* [Written task]
Among the lines below, list those containing the string "Center".

**********

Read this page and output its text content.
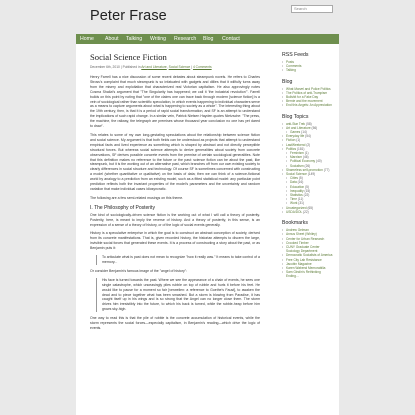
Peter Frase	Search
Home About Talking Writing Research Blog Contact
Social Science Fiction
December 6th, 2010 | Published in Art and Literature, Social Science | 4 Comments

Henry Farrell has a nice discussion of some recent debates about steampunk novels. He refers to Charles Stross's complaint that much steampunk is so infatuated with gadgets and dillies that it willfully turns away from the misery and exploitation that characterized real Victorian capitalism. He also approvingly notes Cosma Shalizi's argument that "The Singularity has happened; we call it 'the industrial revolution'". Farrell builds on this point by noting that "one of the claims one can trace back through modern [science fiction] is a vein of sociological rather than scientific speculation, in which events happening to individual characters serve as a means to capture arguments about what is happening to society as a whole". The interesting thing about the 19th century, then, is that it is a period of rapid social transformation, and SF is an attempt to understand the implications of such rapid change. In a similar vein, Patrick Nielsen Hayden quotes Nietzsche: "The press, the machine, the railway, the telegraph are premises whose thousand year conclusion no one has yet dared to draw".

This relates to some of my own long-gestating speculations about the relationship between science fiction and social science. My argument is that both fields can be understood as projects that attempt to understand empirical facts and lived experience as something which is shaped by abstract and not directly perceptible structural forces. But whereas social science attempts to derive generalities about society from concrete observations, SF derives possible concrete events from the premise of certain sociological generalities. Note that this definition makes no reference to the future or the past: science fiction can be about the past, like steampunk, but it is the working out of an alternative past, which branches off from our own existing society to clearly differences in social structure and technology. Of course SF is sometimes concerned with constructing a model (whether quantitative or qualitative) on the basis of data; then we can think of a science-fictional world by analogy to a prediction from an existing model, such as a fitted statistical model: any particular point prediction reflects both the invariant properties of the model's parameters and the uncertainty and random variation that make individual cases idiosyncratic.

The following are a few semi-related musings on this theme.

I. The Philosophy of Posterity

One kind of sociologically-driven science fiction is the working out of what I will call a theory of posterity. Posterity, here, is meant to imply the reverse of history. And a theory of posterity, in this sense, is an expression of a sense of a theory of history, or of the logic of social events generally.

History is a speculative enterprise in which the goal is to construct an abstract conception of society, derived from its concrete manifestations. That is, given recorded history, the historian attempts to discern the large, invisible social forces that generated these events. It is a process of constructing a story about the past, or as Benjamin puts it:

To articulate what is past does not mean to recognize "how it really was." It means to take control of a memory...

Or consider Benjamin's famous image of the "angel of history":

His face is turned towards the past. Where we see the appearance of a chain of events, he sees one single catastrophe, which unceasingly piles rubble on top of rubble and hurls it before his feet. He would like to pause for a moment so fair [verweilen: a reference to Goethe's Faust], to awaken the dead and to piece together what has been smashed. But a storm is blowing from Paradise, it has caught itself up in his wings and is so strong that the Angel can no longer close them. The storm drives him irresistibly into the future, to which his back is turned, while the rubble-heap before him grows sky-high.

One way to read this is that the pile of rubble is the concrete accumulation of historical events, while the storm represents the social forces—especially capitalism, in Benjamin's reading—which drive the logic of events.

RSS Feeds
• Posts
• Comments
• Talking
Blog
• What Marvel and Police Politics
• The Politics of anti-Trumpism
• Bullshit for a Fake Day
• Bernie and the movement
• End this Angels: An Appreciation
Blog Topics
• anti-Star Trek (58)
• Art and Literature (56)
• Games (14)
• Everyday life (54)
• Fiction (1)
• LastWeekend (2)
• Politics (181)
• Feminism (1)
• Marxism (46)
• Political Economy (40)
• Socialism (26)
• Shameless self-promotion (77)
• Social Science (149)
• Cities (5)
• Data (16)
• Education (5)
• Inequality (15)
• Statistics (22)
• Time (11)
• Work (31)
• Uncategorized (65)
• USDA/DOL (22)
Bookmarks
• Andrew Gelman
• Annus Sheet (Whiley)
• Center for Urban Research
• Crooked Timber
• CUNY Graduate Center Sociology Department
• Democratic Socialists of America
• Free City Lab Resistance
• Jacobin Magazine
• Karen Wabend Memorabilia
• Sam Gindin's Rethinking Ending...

**********

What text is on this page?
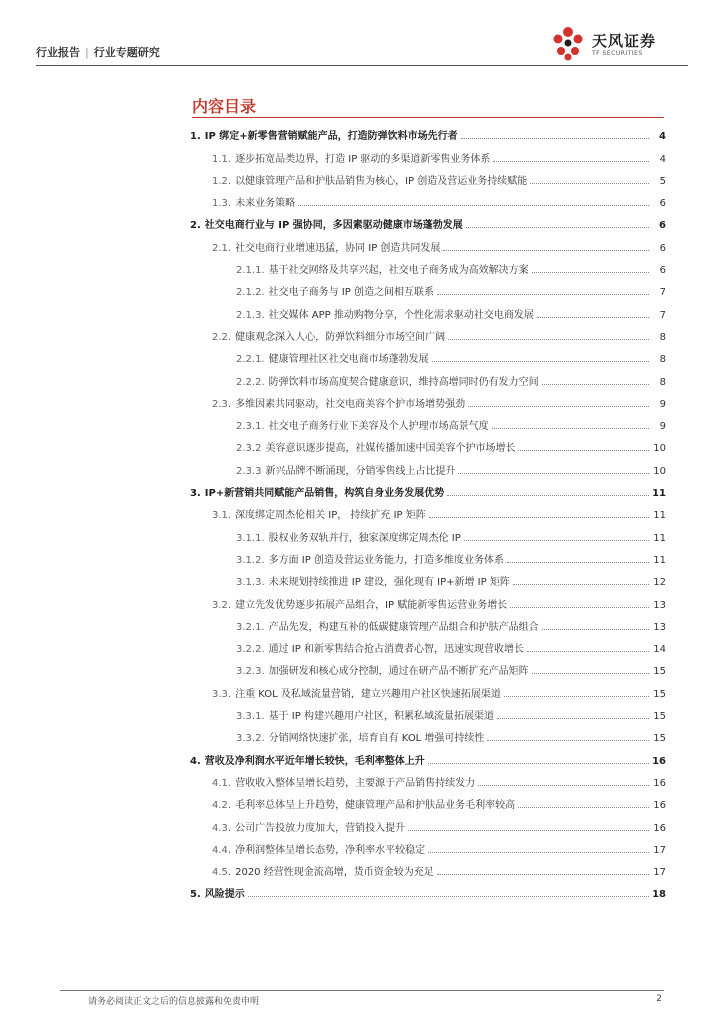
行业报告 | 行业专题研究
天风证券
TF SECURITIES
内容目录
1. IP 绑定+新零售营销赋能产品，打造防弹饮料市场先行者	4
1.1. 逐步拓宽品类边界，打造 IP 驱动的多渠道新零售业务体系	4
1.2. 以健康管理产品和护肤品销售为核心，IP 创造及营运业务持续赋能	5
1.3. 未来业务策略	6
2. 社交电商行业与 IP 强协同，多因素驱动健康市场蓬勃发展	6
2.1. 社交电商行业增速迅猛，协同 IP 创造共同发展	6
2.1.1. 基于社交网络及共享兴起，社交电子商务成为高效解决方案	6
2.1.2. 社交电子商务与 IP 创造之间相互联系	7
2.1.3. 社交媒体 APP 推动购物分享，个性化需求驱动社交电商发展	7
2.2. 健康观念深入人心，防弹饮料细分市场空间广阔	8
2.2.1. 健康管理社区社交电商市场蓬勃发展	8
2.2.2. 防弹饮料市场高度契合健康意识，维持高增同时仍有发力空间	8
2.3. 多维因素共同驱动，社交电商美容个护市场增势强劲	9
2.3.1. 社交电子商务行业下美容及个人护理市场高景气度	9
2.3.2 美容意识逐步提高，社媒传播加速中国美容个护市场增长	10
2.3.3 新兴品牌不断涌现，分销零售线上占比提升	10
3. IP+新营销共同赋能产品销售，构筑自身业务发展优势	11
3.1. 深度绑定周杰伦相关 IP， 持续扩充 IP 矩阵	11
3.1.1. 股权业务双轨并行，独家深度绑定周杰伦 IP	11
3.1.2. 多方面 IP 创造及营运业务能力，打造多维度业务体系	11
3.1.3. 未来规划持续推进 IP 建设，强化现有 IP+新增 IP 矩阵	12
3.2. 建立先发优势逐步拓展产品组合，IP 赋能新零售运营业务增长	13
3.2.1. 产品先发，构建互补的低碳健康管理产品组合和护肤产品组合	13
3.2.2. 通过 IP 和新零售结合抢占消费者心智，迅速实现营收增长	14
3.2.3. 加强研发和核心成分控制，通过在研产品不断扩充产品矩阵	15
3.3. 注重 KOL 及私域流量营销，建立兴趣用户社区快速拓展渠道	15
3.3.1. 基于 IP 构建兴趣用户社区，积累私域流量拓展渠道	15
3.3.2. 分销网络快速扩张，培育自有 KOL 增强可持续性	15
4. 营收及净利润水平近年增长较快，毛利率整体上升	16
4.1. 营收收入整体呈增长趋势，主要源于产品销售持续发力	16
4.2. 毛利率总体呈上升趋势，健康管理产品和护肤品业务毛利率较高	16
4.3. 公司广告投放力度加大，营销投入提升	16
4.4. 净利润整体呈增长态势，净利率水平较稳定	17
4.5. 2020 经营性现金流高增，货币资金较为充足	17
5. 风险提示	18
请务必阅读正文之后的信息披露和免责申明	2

**********

* [Task solution]
• Center for Urban Research
• CUNY Graduate Center Sociology Department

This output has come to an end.